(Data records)
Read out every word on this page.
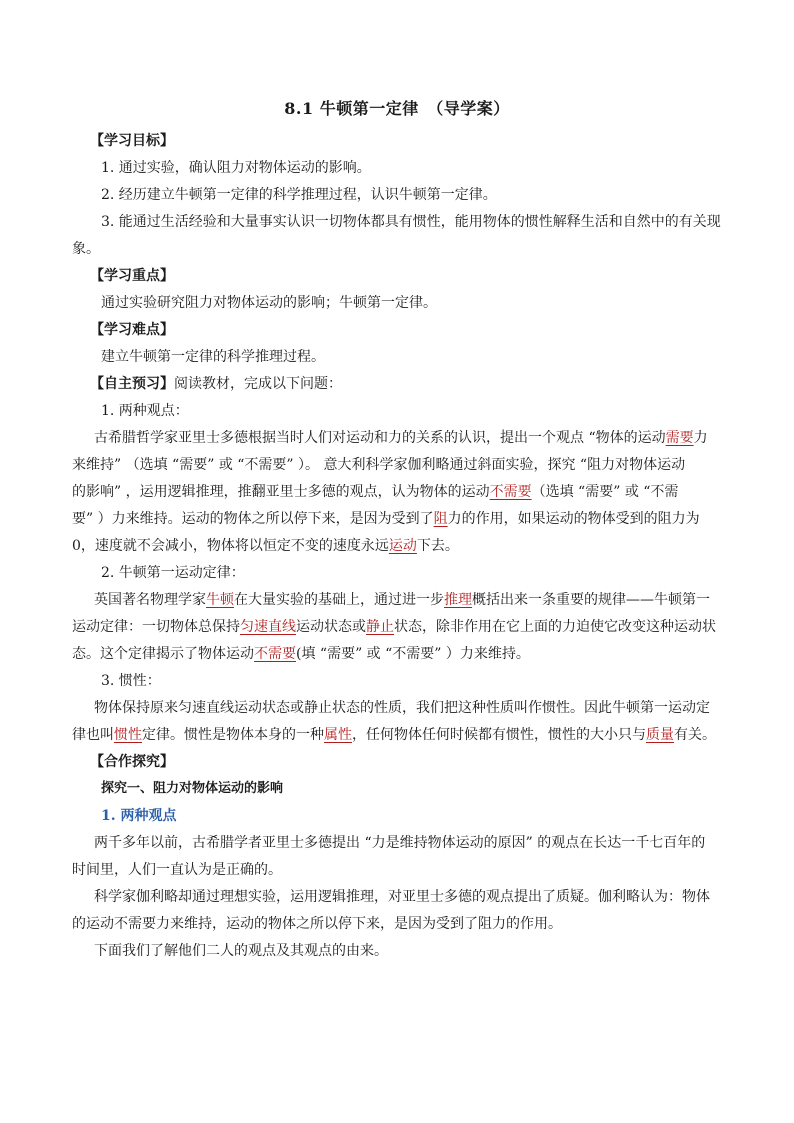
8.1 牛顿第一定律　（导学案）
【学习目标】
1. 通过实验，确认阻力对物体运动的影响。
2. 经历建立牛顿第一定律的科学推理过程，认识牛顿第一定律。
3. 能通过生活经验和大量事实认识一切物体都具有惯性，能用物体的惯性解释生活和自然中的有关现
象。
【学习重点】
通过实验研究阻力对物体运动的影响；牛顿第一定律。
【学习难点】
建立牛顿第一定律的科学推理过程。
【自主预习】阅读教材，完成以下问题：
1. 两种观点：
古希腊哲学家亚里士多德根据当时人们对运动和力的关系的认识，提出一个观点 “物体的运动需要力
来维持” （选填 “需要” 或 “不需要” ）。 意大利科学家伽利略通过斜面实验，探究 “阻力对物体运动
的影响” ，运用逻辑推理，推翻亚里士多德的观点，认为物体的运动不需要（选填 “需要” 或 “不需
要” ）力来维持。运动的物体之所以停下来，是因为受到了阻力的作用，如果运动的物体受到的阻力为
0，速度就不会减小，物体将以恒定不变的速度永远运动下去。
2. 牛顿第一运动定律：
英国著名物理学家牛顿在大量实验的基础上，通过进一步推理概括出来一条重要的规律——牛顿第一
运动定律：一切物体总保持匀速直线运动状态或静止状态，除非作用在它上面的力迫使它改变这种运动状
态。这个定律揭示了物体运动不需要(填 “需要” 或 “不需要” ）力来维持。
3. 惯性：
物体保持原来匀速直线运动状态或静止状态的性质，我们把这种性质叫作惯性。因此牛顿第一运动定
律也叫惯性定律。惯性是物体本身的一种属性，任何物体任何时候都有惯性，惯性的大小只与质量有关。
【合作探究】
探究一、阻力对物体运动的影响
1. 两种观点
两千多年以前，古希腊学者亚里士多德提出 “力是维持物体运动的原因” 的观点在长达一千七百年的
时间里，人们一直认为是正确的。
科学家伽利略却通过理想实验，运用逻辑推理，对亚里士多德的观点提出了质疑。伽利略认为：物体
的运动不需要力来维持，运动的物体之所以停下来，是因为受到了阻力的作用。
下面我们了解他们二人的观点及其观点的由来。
--
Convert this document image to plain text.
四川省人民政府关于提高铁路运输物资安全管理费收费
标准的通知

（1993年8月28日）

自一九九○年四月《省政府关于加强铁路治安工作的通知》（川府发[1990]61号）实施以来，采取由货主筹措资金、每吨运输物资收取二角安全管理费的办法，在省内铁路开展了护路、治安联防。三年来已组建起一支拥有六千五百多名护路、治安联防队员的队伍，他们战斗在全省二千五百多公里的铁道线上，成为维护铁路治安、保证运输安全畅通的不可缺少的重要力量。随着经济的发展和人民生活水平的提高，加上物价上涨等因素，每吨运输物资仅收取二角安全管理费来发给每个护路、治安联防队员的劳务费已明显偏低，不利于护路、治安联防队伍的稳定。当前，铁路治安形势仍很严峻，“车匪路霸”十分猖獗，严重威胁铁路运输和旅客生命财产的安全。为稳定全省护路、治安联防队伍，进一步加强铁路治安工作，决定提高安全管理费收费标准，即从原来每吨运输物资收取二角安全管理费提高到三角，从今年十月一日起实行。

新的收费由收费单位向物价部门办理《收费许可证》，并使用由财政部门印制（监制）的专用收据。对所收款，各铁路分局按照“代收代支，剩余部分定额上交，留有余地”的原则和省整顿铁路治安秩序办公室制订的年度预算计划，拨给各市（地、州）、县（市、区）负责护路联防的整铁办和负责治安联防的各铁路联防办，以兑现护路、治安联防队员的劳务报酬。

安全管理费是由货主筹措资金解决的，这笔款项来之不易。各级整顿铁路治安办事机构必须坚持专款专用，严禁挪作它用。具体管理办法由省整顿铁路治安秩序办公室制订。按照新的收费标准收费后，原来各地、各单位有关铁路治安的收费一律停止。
* * *
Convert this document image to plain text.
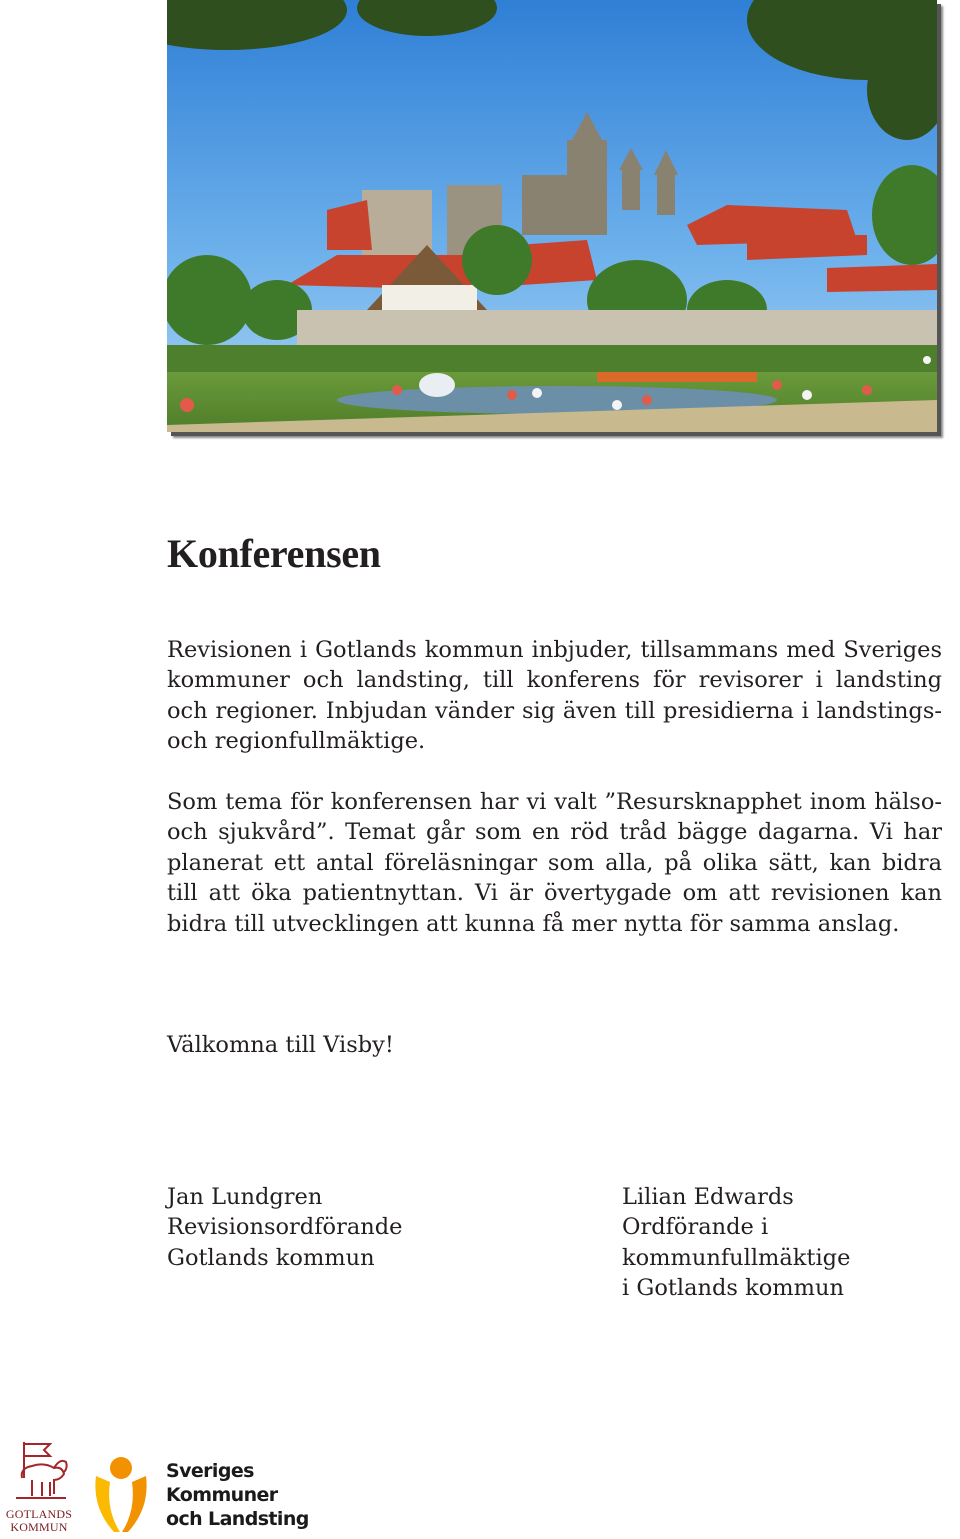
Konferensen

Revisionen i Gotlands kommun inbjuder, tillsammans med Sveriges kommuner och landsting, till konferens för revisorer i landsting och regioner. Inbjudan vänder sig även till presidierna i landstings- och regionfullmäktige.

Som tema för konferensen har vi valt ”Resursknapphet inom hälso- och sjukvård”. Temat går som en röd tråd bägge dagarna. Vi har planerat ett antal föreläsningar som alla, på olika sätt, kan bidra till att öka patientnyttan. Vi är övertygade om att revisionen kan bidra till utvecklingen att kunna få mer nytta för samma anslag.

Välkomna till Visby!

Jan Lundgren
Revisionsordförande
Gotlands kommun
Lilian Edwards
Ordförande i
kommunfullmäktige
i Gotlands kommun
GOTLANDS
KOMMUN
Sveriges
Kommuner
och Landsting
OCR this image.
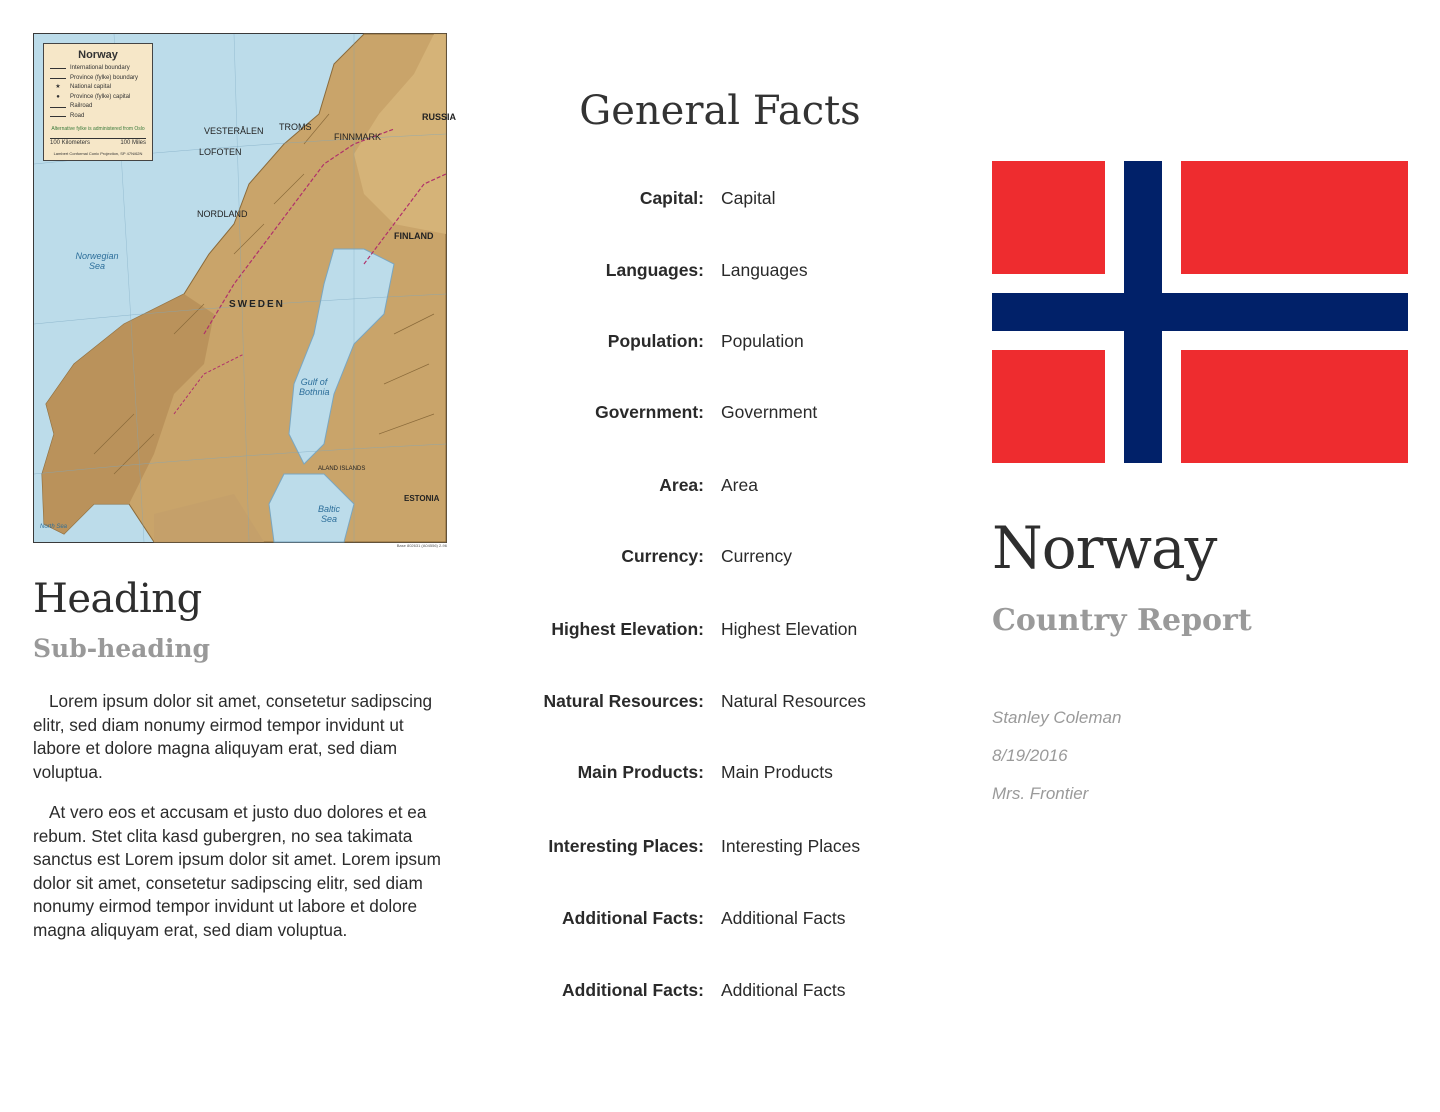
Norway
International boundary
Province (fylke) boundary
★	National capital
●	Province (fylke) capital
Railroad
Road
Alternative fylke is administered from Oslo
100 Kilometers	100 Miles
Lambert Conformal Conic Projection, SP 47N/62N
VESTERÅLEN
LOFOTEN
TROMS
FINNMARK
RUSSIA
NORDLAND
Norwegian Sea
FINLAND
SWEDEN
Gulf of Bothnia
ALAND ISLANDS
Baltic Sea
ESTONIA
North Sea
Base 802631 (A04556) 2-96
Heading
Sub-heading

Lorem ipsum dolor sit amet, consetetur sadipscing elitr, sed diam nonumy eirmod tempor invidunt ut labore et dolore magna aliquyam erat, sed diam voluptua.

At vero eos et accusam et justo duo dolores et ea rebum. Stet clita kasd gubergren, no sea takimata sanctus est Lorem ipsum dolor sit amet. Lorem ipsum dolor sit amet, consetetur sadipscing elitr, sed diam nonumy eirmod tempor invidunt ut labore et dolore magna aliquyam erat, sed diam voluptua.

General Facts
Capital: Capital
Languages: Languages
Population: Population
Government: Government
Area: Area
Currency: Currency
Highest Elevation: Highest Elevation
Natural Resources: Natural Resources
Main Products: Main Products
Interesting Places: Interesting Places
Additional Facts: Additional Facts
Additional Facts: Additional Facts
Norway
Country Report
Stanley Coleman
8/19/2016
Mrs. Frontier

Your instructions: Tally the lines of the data that contain the string "invidunt" and report the total alone.

Solution below: 2